** Start EXTRACTED INFORMATION **

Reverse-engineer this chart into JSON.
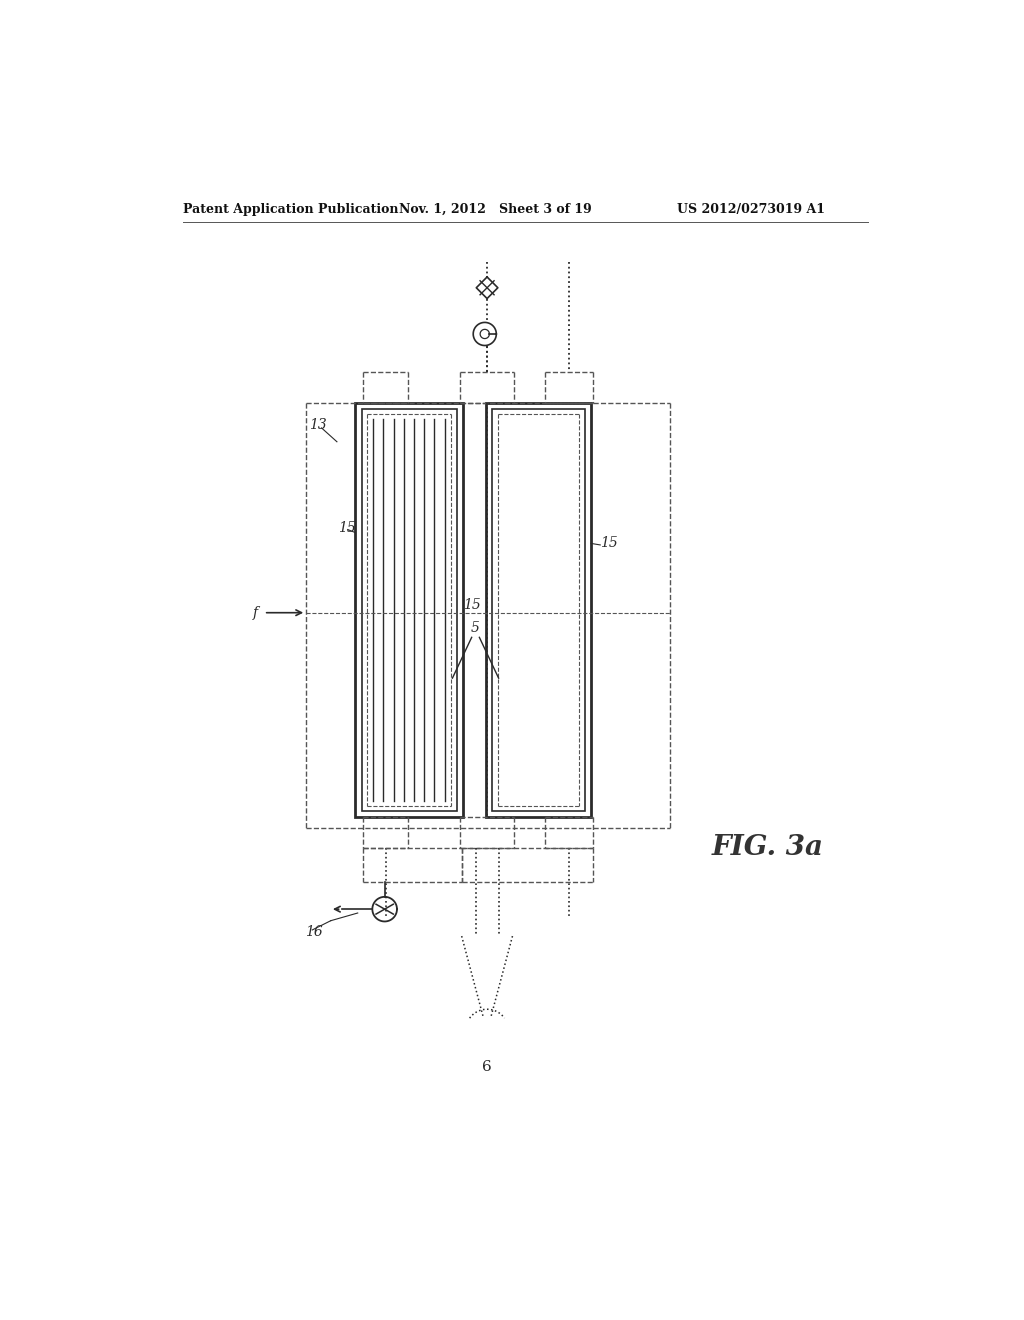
{
  "bg_color": "#ffffff",
  "lc": "#2a2a2a",
  "dc": "#555555",
  "header_left": "Patent Application Publication",
  "header_mid": "Nov. 1, 2012   Sheet 3 of 19",
  "header_right": "US 2012/0273019 A1",
  "fig_label": "FIG. 3a",
  "label_13": "13",
  "label_15_left": "15",
  "label_15_right": "15",
  "label_15_center": "15",
  "label_16": "16",
  "label_f": "f",
  "label_5": "5",
  "label_6": "6"
}
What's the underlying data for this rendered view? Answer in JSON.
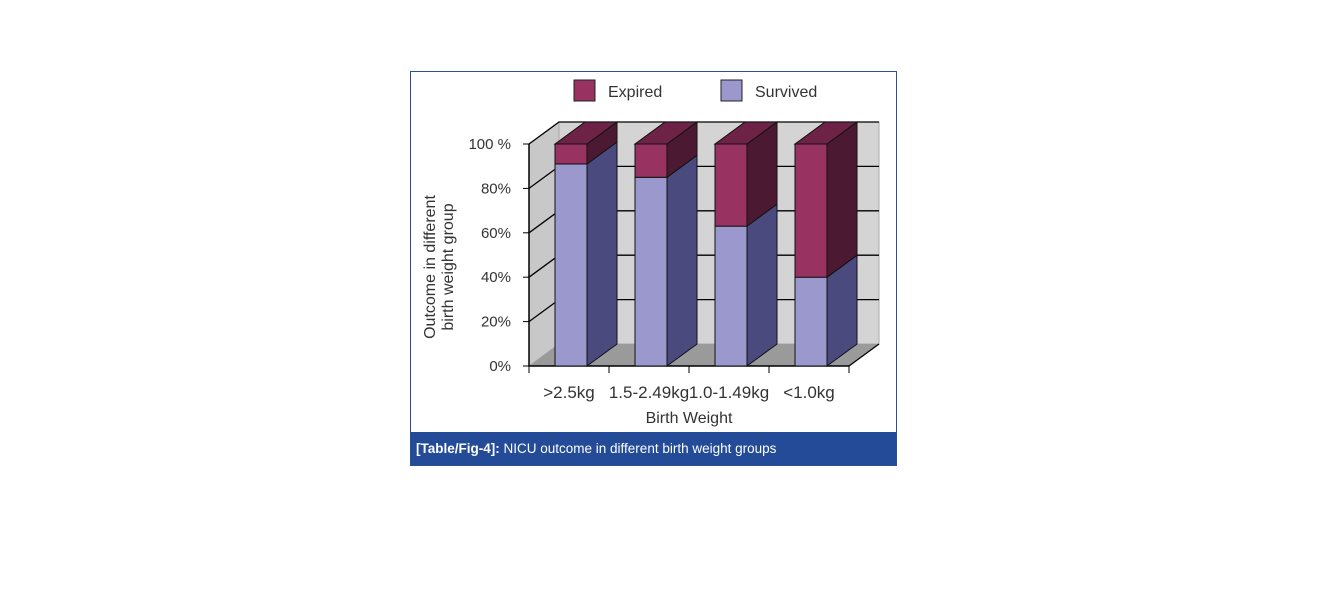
{
  "caption": {
    "label": "[Table/Fig-4]:",
    "text": " NICU outcome in different birth weight groups"
  },
  "chart_data": {
    "type": "bar",
    "stacked": true,
    "style": "3d",
    "categories": [
      ">2.5kg",
      "1.5-2.49kg",
      "1.0-1.49kg",
      "<1.0kg"
    ],
    "series": [
      {
        "name": "Survived",
        "values": [
          91,
          85,
          63,
          40
        ],
        "color": "#9a98cc",
        "side": "#4a4a7e"
      },
      {
        "name": "Expired",
        "values": [
          9,
          15,
          37,
          60
        ],
        "color": "#983260",
        "side": "#4b1a32"
      }
    ],
    "legend_order": [
      "Expired",
      "Survived"
    ],
    "legend": "top",
    "xlabel": "Birth Weight",
    "ylabel": "Outcome in different birth weight group",
    "ylabel_lines": [
      "Outcome in different",
      "birth weight group"
    ],
    "yticks": [
      "0%",
      "20%",
      "40%",
      "60%",
      "80%",
      "100 %"
    ],
    "ylim": [
      0,
      100
    ],
    "grid": true
  }
}
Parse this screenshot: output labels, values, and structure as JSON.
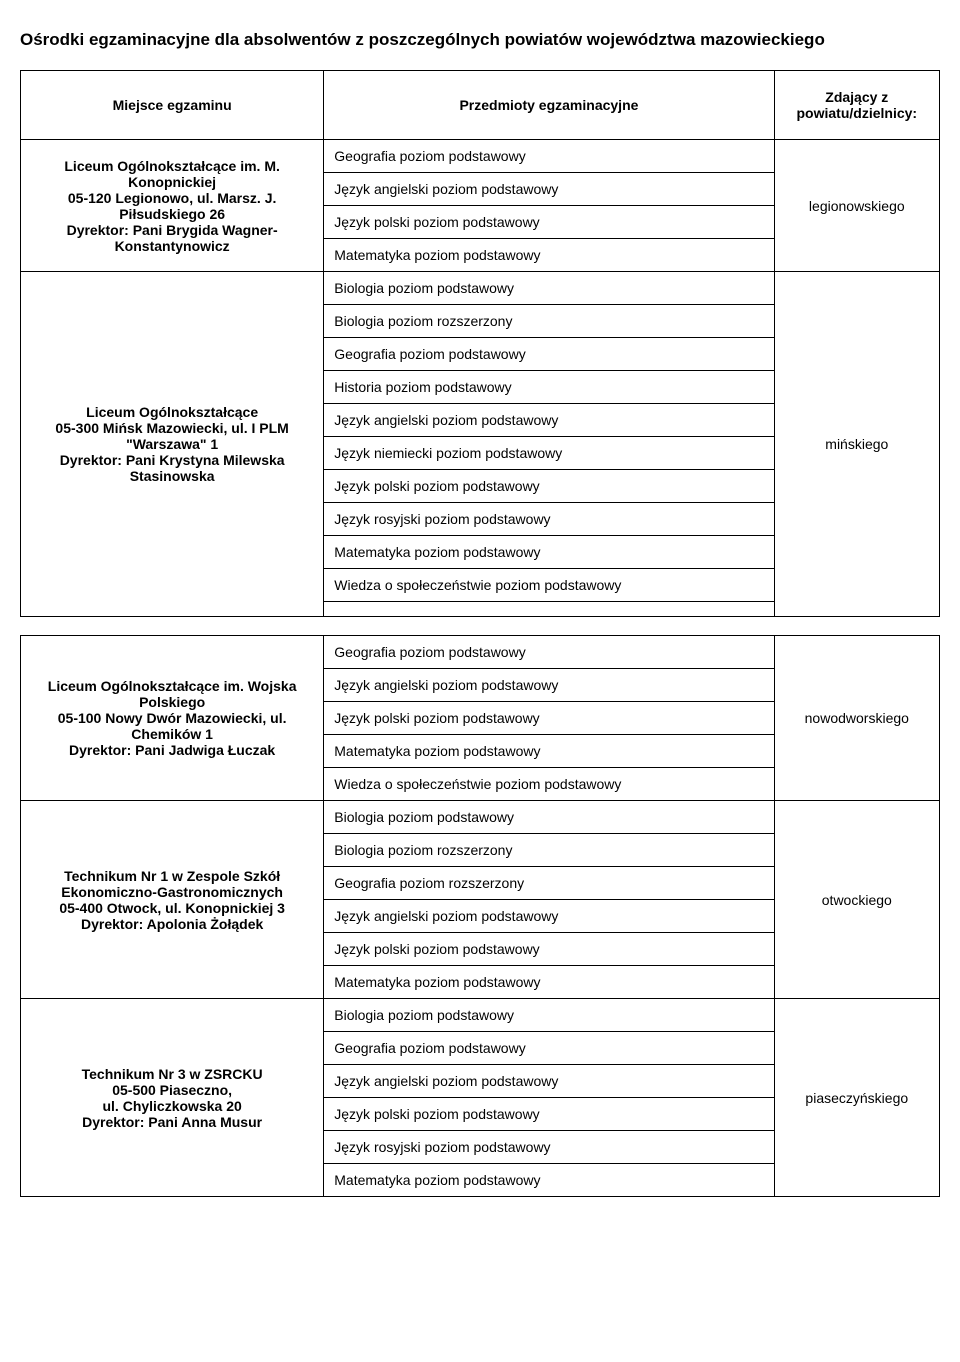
{
  "heading": "Ośrodki egzaminacyjne dla absolwentów z poszczególnych powiatów województwa mazowieckiego",
  "headers": {
    "place": "Miejsce egzaminu",
    "subjects": "Przedmioty egzaminacyjne",
    "district": "Zdający z powiatu/dzielnicy:"
  },
  "tables": [
    {
      "rows": [
        {
          "place": "Liceum Ogólnokształcące im. M. Konopnickiej\n05-120 Legionowo, ul. Marsz. J. Piłsudskiego 26\nDyrektor: Pani Brygida Wagner-Konstantynowicz",
          "subjects": [
            "Geografia poziom podstawowy",
            "Język angielski poziom podstawowy",
            "Język polski poziom podstawowy",
            "Matematyka poziom podstawowy"
          ],
          "district": "legionowskiego"
        },
        {
          "place": "Liceum Ogólnokształcące\n05-300 Mińsk Mazowiecki, ul. I PLM \"Warszawa\" 1\nDyrektor: Pani Krystyna Milewska Stasinowska",
          "subjects": [
            "Biologia poziom podstawowy",
            "Biologia poziom rozszerzony",
            "Geografia poziom podstawowy",
            "Historia poziom podstawowy",
            "Język angielski poziom podstawowy",
            "Język niemiecki poziom podstawowy",
            "Język polski poziom podstawowy",
            "Język rosyjski poziom podstawowy",
            "Matematyka poziom podstawowy",
            "Wiedza o społeczeństwie poziom podstawowy",
            ""
          ],
          "district": "mińskiego"
        }
      ]
    },
    {
      "rows": [
        {
          "place": "Liceum Ogólnokształcące im. Wojska Polskiego\n05-100 Nowy Dwór Mazowiecki, ul. Chemików 1\nDyrektor: Pani Jadwiga Łuczak",
          "subjects": [
            "Geografia poziom podstawowy",
            "Język angielski poziom podstawowy",
            "Język polski poziom podstawowy",
            "Matematyka poziom podstawowy",
            "Wiedza o społeczeństwie poziom podstawowy"
          ],
          "district": "nowodworskiego"
        },
        {
          "place": "Technikum Nr 1 w Zespole Szkół Ekonomiczno-Gastronomicznych\n05-400 Otwock, ul. Konopnickiej 3\nDyrektor: Apolonia Żołądek",
          "subjects": [
            "Biologia poziom podstawowy",
            "Biologia poziom rozszerzony",
            "Geografia poziom rozszerzony",
            "Język angielski poziom podstawowy",
            "Język polski poziom podstawowy",
            "Matematyka poziom podstawowy"
          ],
          "district": "otwockiego"
        },
        {
          "place": "Technikum Nr 3 w ZSRCKU\n05-500 Piaseczno,\nul. Chyliczkowska 20\nDyrektor: Pani Anna Musur",
          "subjects": [
            "Biologia poziom podstawowy",
            "Geografia poziom podstawowy",
            "Język angielski poziom podstawowy",
            "Język polski poziom podstawowy",
            "Język rosyjski poziom podstawowy",
            "Matematyka poziom podstawowy"
          ],
          "district": "piaseczyńskiego"
        }
      ]
    }
  ]
}
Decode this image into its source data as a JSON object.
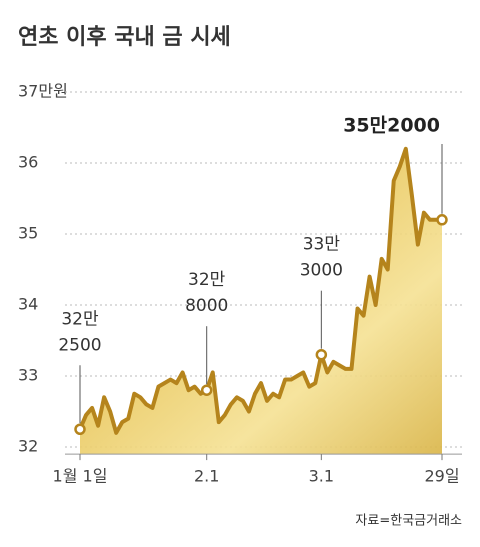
{
  "chart_data": {
    "type": "line",
    "title": "연초 이후 국내 금 시세",
    "source": "자료=한국금거래소",
    "categories": [
      "1월 1일",
      null,
      null,
      null,
      null,
      null,
      null,
      null,
      null,
      null,
      null,
      null,
      null,
      null,
      null,
      null,
      null,
      null,
      null,
      null,
      null,
      "2.1",
      null,
      null,
      null,
      null,
      null,
      null,
      null,
      null,
      null,
      null,
      null,
      null,
      null,
      null,
      null,
      null,
      null,
      null,
      "3.1",
      null,
      null,
      null,
      null,
      null,
      null,
      null,
      null,
      null,
      null,
      null,
      null,
      null,
      null,
      null,
      null,
      null,
      null,
      null,
      "29일"
    ],
    "values": [
      32.25,
      32.45,
      32.55,
      32.3,
      32.7,
      32.5,
      32.2,
      32.35,
      32.4,
      32.75,
      32.7,
      32.6,
      32.55,
      32.85,
      32.9,
      32.95,
      32.9,
      33.05,
      32.8,
      32.85,
      32.75,
      32.8,
      33.05,
      32.35,
      32.45,
      32.6,
      32.7,
      32.65,
      32.5,
      32.75,
      32.9,
      32.65,
      32.75,
      32.7,
      32.95,
      32.95,
      33.0,
      33.05,
      32.85,
      32.9,
      33.3,
      33.05,
      33.2,
      33.15,
      33.1,
      33.1,
      33.95,
      33.85,
      34.4,
      34.0,
      34.65,
      34.5,
      35.75,
      35.95,
      36.2,
      35.55,
      34.85,
      35.3,
      35.2,
      35.2,
      35.2
    ],
    "value_labels": [
      [
        "32만",
        "2500"
      ],
      null,
      null,
      null,
      null,
      null,
      null,
      null,
      null,
      null,
      null,
      null,
      null,
      null,
      null,
      null,
      null,
      null,
      null,
      null,
      null,
      [
        "32만",
        "8000"
      ],
      null,
      null,
      null,
      null,
      null,
      null,
      null,
      null,
      null,
      null,
      null,
      null,
      null,
      null,
      null,
      null,
      null,
      null,
      [
        "33만",
        "3000"
      ],
      null,
      null,
      null,
      null,
      null,
      null,
      null,
      null,
      null,
      null,
      null,
      null,
      null,
      null,
      null,
      null,
      null,
      null,
      null,
      [
        "35만2000"
      ]
    ],
    "color": "#b5841c",
    "ylim": [
      31.9,
      37
    ],
    "yticks": [
      32,
      33,
      34,
      35,
      36,
      {
        "value": 37,
        "label": "37만원"
      }
    ],
    "grid": true
  }
}
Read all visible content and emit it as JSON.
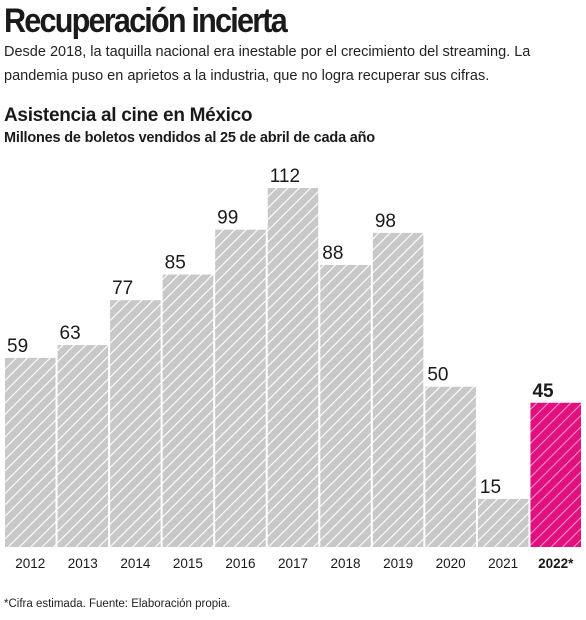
{
  "headline": "Recuperación incierta",
  "dek": "Desde 2018, la taquilla nacional era inestable por el crecimiento del streaming. La pandemia puso en aprietos a la industria, que no logra recuperar sus cifras.",
  "footnote": "*Cifra estimada. Fuente: Elaboración propia.",
  "colors": {
    "bar": "#c8c8c8",
    "bar_hatch": "#ffffff",
    "highlight": "#e0117f",
    "highlight_hatch": "#ff8cc6",
    "text": "#1a1a1a"
  },
  "chart_data": {
    "type": "bar",
    "title": "Asistencia al cine en México",
    "subtitle": "Millones de boletos vendidos al 25 de abril de cada año",
    "categories": [
      "2012",
      "2013",
      "2014",
      "2015",
      "2016",
      "2017",
      "2018",
      "2019",
      "2020",
      "2021",
      "2022*"
    ],
    "values": [
      59,
      63,
      77,
      85,
      99,
      112,
      88,
      98,
      50,
      15,
      45
    ],
    "data_labels": [
      "59",
      "63",
      "77",
      "85",
      "99",
      "112",
      "88",
      "98",
      "50",
      "15",
      "45"
    ],
    "highlight_index": 10,
    "ylim": [
      0,
      112
    ],
    "grid": false,
    "legend": "none"
  }
}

** End EXTRACTED INFORMATION **

## PROMPT
Scan the data above and copy every line with "district" in it.

## THE RESPONSE
    "district": "Zdający z powiatu/dzielnicy:"
          "district": "legionowskiego"
          "district": "mińskiego"
          "district": "nowodworskiego"
          "district": "otwockiego"
          "district": "piaseczyńskiego"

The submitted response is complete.